Set down each line of the records once more, precisely, and omit the pictures.

Data records Start Marker

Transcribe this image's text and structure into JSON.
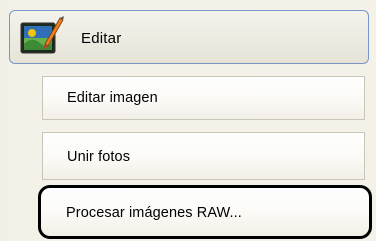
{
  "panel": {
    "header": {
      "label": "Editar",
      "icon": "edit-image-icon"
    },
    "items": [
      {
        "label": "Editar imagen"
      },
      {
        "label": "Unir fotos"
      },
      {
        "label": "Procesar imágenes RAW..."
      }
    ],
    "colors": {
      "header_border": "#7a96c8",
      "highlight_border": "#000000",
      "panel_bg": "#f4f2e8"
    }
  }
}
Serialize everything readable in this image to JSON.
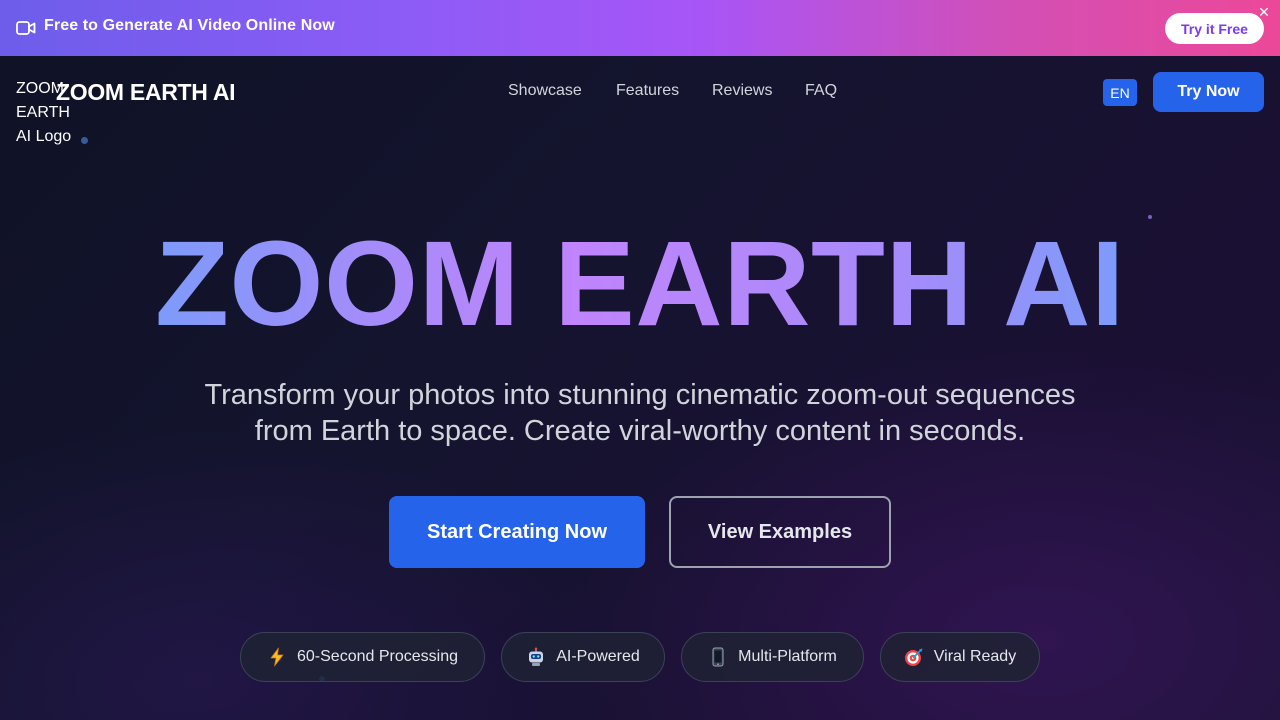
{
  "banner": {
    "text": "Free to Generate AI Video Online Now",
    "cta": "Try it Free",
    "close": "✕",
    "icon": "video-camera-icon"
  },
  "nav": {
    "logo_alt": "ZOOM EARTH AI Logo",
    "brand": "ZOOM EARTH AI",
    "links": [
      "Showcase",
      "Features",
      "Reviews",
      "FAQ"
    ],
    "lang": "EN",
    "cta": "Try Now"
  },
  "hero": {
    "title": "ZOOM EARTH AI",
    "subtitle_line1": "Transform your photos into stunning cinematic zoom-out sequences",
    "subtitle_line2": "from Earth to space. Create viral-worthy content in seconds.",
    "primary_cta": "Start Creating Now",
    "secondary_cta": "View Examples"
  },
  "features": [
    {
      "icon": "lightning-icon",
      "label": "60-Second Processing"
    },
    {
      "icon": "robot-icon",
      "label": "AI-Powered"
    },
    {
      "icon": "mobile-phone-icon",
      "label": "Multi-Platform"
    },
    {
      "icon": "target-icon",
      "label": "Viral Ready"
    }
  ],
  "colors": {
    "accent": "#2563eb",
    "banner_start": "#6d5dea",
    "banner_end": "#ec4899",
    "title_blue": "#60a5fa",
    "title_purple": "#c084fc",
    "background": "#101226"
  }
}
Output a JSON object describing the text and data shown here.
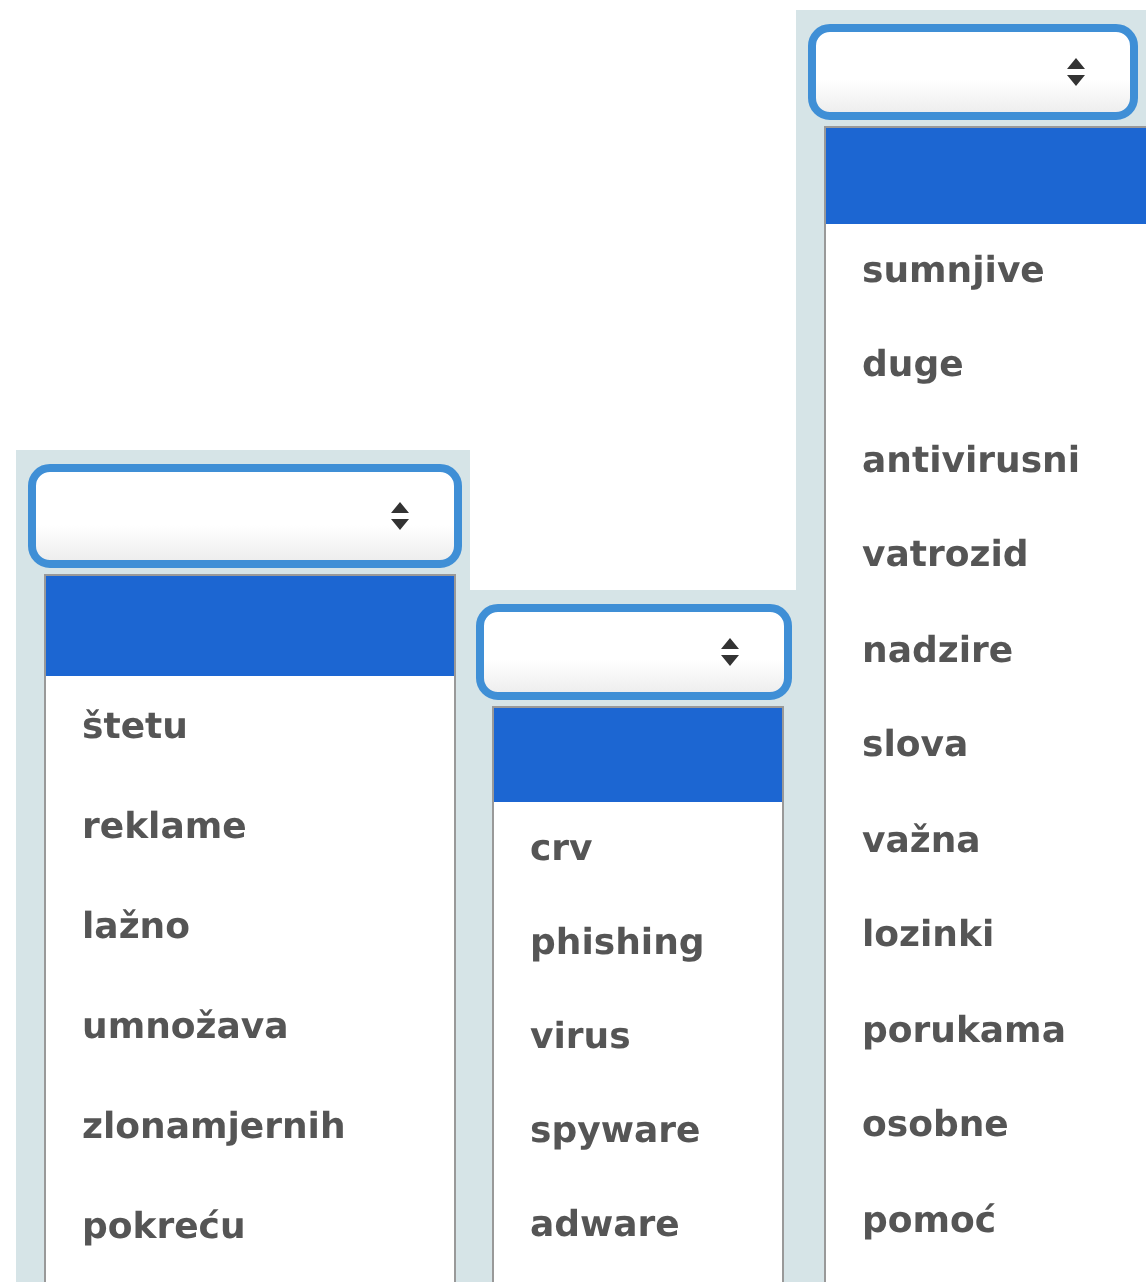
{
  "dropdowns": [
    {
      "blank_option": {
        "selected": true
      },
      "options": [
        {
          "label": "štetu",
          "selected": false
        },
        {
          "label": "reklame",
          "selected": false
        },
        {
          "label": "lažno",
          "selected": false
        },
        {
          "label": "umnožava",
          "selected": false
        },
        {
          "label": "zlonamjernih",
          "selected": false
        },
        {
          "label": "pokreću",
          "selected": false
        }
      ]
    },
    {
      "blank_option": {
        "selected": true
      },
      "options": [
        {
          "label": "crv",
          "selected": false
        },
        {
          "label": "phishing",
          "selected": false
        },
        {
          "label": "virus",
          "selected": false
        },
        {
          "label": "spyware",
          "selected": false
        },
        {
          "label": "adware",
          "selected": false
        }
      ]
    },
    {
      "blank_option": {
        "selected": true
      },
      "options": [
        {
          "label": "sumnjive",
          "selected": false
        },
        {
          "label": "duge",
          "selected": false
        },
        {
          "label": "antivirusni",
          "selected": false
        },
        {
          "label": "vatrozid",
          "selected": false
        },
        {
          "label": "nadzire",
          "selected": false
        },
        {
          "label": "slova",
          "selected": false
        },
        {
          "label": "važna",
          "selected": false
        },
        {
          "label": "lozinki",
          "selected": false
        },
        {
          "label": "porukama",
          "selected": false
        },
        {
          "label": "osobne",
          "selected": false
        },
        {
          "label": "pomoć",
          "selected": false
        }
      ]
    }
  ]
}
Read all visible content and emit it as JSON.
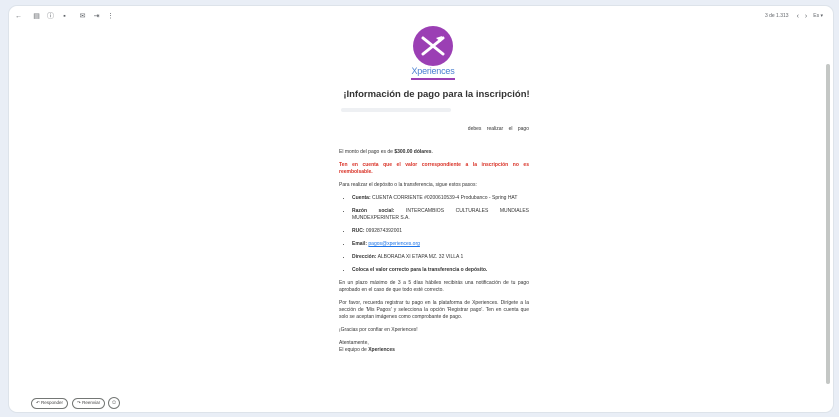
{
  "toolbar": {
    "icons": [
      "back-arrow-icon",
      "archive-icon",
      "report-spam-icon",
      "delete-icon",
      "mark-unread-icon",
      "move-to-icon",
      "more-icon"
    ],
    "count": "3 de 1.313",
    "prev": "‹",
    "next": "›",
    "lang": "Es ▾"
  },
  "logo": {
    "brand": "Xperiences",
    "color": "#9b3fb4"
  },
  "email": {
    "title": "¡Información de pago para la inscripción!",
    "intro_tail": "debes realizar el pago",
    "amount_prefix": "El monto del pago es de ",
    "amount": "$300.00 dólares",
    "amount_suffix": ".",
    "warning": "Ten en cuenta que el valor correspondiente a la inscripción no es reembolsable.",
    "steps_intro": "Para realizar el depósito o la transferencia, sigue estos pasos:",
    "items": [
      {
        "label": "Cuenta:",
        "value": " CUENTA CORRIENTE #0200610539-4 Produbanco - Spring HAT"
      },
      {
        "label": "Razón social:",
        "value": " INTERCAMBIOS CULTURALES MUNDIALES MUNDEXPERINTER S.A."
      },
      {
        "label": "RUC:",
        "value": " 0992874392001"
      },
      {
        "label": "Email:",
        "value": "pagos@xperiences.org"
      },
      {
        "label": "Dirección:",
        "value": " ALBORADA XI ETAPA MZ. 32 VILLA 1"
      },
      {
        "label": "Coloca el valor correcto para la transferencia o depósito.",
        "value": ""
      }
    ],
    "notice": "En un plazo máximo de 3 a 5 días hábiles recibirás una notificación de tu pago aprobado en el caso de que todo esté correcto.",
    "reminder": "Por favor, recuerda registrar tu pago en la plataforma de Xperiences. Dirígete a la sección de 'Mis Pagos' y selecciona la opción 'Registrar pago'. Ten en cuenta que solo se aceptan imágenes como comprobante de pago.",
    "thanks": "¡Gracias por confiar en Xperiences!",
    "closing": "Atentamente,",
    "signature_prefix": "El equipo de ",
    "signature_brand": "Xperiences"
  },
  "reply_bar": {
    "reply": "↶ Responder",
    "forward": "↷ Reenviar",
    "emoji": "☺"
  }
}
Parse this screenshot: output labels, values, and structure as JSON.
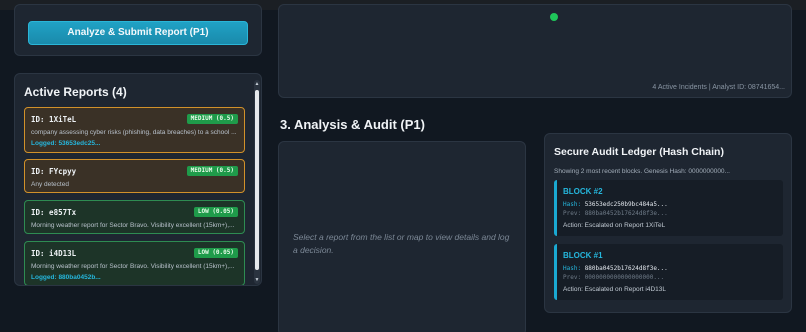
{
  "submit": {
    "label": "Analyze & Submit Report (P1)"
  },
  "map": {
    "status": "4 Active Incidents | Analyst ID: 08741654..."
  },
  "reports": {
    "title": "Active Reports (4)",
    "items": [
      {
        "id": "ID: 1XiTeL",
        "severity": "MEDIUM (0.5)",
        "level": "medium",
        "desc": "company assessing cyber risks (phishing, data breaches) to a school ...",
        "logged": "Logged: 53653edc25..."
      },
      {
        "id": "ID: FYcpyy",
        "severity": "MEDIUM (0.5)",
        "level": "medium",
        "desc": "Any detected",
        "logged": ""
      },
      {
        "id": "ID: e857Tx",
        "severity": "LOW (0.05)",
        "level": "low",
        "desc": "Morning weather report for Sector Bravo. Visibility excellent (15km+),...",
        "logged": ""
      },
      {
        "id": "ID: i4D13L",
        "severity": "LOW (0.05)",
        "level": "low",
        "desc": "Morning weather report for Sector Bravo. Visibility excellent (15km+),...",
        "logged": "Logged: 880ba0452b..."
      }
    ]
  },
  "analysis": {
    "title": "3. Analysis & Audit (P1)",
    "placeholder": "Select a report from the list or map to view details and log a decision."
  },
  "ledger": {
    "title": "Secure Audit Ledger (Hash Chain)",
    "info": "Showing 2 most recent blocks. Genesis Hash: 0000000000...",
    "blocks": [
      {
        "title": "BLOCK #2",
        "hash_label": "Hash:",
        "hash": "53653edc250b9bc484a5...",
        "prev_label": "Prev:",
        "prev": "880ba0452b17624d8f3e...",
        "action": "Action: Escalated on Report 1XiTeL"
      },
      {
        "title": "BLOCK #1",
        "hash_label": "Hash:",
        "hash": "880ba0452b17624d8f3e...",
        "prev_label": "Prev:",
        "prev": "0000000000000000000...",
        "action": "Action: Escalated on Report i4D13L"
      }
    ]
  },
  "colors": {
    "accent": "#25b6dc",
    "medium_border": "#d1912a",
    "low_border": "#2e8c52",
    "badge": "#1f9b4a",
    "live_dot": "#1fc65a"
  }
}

Data records End Marker

■ Output of the task
Transcribe this image's text and structure into JSON.
{
  "panel": {
    "header": {
      "label": "Editar",
      "icon": "edit-image-icon"
    },
    "items": [
      {
        "label": "Editar imagen"
      },
      {
        "label": "Unir fotos"
      },
      {
        "label": "Procesar imágenes RAW..."
      }
    ],
    "colors": {
      "header_border": "#7a96c8",
      "highlight_border": "#000000",
      "panel_bg": "#f4f2e8"
    }
  }
}
Serialize everything readable in this image to JSON.
{
  "banner": {
    "text": "Free to Generate AI Video Online Now",
    "cta": "Try it Free",
    "close": "✕",
    "icon": "video-camera-icon"
  },
  "nav": {
    "logo_alt": "ZOOM EARTH AI Logo",
    "brand": "ZOOM EARTH AI",
    "links": [
      "Showcase",
      "Features",
      "Reviews",
      "FAQ"
    ],
    "lang": "EN",
    "cta": "Try Now"
  },
  "hero": {
    "title": "ZOOM EARTH AI",
    "subtitle_line1": "Transform your photos into stunning cinematic zoom-out sequences",
    "subtitle_line2": "from Earth to space. Create viral-worthy content in seconds.",
    "primary_cta": "Start Creating Now",
    "secondary_cta": "View Examples"
  },
  "features": [
    {
      "icon": "lightning-icon",
      "label": "60-Second Processing"
    },
    {
      "icon": "robot-icon",
      "label": "AI-Powered"
    },
    {
      "icon": "mobile-phone-icon",
      "label": "Multi-Platform"
    },
    {
      "icon": "target-icon",
      "label": "Viral Ready"
    }
  ],
  "colors": {
    "accent": "#2563eb",
    "banner_start": "#6d5dea",
    "banner_end": "#ec4899",
    "title_blue": "#60a5fa",
    "title_purple": "#c084fc",
    "background": "#101226"
  }
}
Output a JSON object describing the text and data shown here.
{
  "dropdowns": [
    {
      "blank_option": {
        "selected": true
      },
      "options": [
        {
          "label": "štetu",
          "selected": false
        },
        {
          "label": "reklame",
          "selected": false
        },
        {
          "label": "lažno",
          "selected": false
        },
        {
          "label": "umnožava",
          "selected": false
        },
        {
          "label": "zlonamjernih",
          "selected": false
        },
        {
          "label": "pokreću",
          "selected": false
        }
      ]
    },
    {
      "blank_option": {
        "selected": true
      },
      "options": [
        {
          "label": "crv",
          "selected": false
        },
        {
          "label": "phishing",
          "selected": false
        },
        {
          "label": "virus",
          "selected": false
        },
        {
          "label": "spyware",
          "selected": false
        },
        {
          "label": "adware",
          "selected": false
        }
      ]
    },
    {
      "blank_option": {
        "selected": true
      },
      "options": [
        {
          "label": "sumnjive",
          "selected": false
        },
        {
          "label": "duge",
          "selected": false
        },
        {
          "label": "antivirusni",
          "selected": false
        },
        {
          "label": "vatrozid",
          "selected": false
        },
        {
          "label": "nadzire",
          "selected": false
        },
        {
          "label": "slova",
          "selected": false
        },
        {
          "label": "važna",
          "selected": false
        },
        {
          "label": "lozinki",
          "selected": false
        },
        {
          "label": "porukama",
          "selected": false
        },
        {
          "label": "osobne",
          "selected": false
        },
        {
          "label": "pomoć",
          "selected": false
        }
      ]
    }
  ]
}
Read all visible content and emit it as JSON.
{
  "toolbar": {
    "icons": [
      "back-arrow-icon",
      "archive-icon",
      "report-spam-icon",
      "delete-icon",
      "mark-unread-icon",
      "move-to-icon",
      "more-icon"
    ],
    "count": "3 de 1.313",
    "prev": "‹",
    "next": "›",
    "lang": "Es ▾"
  },
  "logo": {
    "brand": "Xperiences",
    "color": "#9b3fb4"
  },
  "email": {
    "title": "¡Información de pago para la inscripción!",
    "intro_tail": "debes realizar el pago",
    "amount_prefix": "El monto del pago es de ",
    "amount": "$300.00 dólares",
    "amount_suffix": ".",
    "warning": "Ten en cuenta que el valor correspondiente a la inscripción no es reembolsable.",
    "steps_intro": "Para realizar el depósito o la transferencia, sigue estos pasos:",
    "items": [
      {
        "label": "Cuenta:",
        "value": " CUENTA CORRIENTE #0200610539-4 Produbanco - Spring HAT"
      },
      {
        "label": "Razón social:",
        "value": " INTERCAMBIOS CULTURALES MUNDIALES MUNDEXPERINTER S.A."
      },
      {
        "label": "RUC:",
        "value": " 0992874392001"
      },
      {
        "label": "Email:",
        "value": "pagos@xperiences.org"
      },
      {
        "label": "Dirección:",
        "value": " ALBORADA XI ETAPA MZ. 32 VILLA 1"
      },
      {
        "label": "Coloca el valor correcto para la transferencia o depósito.",
        "value": ""
      }
    ],
    "notice": "En un plazo máximo de 3 a 5 días hábiles recibirás una notificación de tu pago aprobado en el caso de que todo esté correcto.",
    "reminder": "Por favor, recuerda registrar tu pago en la plataforma de Xperiences. Dirígete a la sección de 'Mis Pagos' y selecciona la opción 'Registrar pago'. Ten en cuenta que solo se aceptan imágenes como comprobante de pago.",
    "thanks": "¡Gracias por confiar en Xperiences!",
    "closing": "Atentamente,",
    "signature_prefix": "El equipo de ",
    "signature_brand": "Xperiences"
  },
  "reply_bar": {
    "reply": "↶ Responder",
    "forward": "↷ Reenviar",
    "emoji": "☺"
  }
}
Parse this screenshot: output labels, values, and structure as JSON.
{
  "submit": {
    "label": "Analyze & Submit Report (P1)"
  },
  "map": {
    "status": "4 Active Incidents | Analyst ID: 08741654..."
  },
  "reports": {
    "title": "Active Reports (4)",
    "items": [
      {
        "id": "ID: 1XiTeL",
        "severity": "MEDIUM (0.5)",
        "level": "medium",
        "desc": "company assessing cyber risks (phishing, data breaches) to a school ...",
        "logged": "Logged: 53653edc25..."
      },
      {
        "id": "ID: FYcpyy",
        "severity": "MEDIUM (0.5)",
        "level": "medium",
        "desc": "Any detected",
        "logged": ""
      },
      {
        "id": "ID: e857Tx",
        "severity": "LOW (0.05)",
        "level": "low",
        "desc": "Morning weather report for Sector Bravo. Visibility excellent (15km+),...",
        "logged": ""
      },
      {
        "id": "ID: i4D13L",
        "severity": "LOW (0.05)",
        "level": "low",
        "desc": "Morning weather report for Sector Bravo. Visibility excellent (15km+),...",
        "logged": "Logged: 880ba0452b..."
      }
    ]
  },
  "analysis": {
    "title": "3. Analysis & Audit (P1)",
    "placeholder": "Select a report from the list or map to view details and log a decision."
  },
  "ledger": {
    "title": "Secure Audit Ledger (Hash Chain)",
    "info": "Showing 2 most recent blocks. Genesis Hash: 0000000000...",
    "blocks": [
      {
        "title": "BLOCK #2",
        "hash_label": "Hash:",
        "hash": "53653edc250b9bc484a5...",
        "prev_label": "Prev:",
        "prev": "880ba0452b17624d8f3e...",
        "action": "Action: Escalated on Report 1XiTeL"
      },
      {
        "title": "BLOCK #1",
        "hash_label": "Hash:",
        "hash": "880ba0452b17624d8f3e...",
        "prev_label": "Prev:",
        "prev": "0000000000000000000...",
        "action": "Action: Escalated on Report i4D13L"
      }
    ]
  },
  "colors": {
    "accent": "#25b6dc",
    "medium_border": "#d1912a",
    "low_border": "#2e8c52",
    "badge": "#1f9b4a",
    "live_dot": "#1fc65a"
  }
}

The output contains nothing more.